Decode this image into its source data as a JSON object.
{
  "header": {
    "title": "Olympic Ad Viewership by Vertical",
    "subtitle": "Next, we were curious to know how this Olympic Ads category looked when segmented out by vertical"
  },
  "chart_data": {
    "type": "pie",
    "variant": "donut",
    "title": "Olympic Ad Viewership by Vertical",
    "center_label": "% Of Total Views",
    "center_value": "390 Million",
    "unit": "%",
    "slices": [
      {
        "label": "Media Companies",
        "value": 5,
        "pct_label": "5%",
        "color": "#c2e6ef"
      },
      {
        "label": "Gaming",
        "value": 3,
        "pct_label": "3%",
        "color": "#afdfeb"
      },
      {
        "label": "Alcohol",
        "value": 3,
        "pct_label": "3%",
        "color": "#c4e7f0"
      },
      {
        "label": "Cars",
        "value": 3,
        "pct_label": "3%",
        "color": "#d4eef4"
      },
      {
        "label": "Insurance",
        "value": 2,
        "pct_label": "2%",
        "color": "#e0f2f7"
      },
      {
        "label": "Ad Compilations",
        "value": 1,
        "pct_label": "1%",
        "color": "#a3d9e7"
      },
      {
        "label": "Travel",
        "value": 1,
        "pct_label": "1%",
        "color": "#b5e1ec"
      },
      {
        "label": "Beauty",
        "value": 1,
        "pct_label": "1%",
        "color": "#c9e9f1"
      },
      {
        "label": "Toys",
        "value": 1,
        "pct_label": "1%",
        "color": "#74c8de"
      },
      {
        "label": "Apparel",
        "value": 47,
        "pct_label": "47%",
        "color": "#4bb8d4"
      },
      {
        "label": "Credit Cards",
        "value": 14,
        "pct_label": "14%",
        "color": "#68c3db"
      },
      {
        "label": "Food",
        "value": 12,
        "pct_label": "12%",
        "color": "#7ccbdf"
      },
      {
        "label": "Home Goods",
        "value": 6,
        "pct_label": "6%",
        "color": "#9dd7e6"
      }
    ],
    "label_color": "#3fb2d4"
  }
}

* * *

## What you will do:
Give all of the entries again, word for word.

## Right answer:
Decode this image into its source data as a JSON object.
{
  "header": {
    "title": "Olympic Ad Viewership by Vertical",
    "subtitle": "Next, we were curious to know how this Olympic Ads category looked when segmented out by vertical"
  },
  "chart_data": {
    "type": "pie",
    "variant": "donut",
    "title": "Olympic Ad Viewership by Vertical",
    "center_label": "% Of Total Views",
    "center_value": "390 Million",
    "unit": "%",
    "slices": [
      {
        "label": "Media Companies",
        "value": 5,
        "pct_label": "5%",
        "color": "#c2e6ef"
      },
      {
        "label": "Gaming",
        "value": 3,
        "pct_label": "3%",
        "color": "#afdfeb"
      },
      {
        "label": "Alcohol",
        "value": 3,
        "pct_label": "3%",
        "color": "#c4e7f0"
      },
      {
        "label": "Cars",
        "value": 3,
        "pct_label": "3%",
        "color": "#d4eef4"
      },
      {
        "label": "Insurance",
        "value": 2,
        "pct_label": "2%",
        "color": "#e0f2f7"
      },
      {
        "label": "Ad Compilations",
        "value": 1,
        "pct_label": "1%",
        "color": "#a3d9e7"
      },
      {
        "label": "Travel",
        "value": 1,
        "pct_label": "1%",
        "color": "#b5e1ec"
      },
      {
        "label": "Beauty",
        "value": 1,
        "pct_label": "1%",
        "color": "#c9e9f1"
      },
      {
        "label": "Toys",
        "value": 1,
        "pct_label": "1%",
        "color": "#74c8de"
      },
      {
        "label": "Apparel",
        "value": 47,
        "pct_label": "47%",
        "color": "#4bb8d4"
      },
      {
        "label": "Credit Cards",
        "value": 14,
        "pct_label": "14%",
        "color": "#68c3db"
      },
      {
        "label": "Food",
        "value": 12,
        "pct_label": "12%",
        "color": "#7ccbdf"
      },
      {
        "label": "Home Goods",
        "value": 6,
        "pct_label": "6%",
        "color": "#9dd7e6"
      }
    ],
    "label_color": "#3fb2d4"
  }
}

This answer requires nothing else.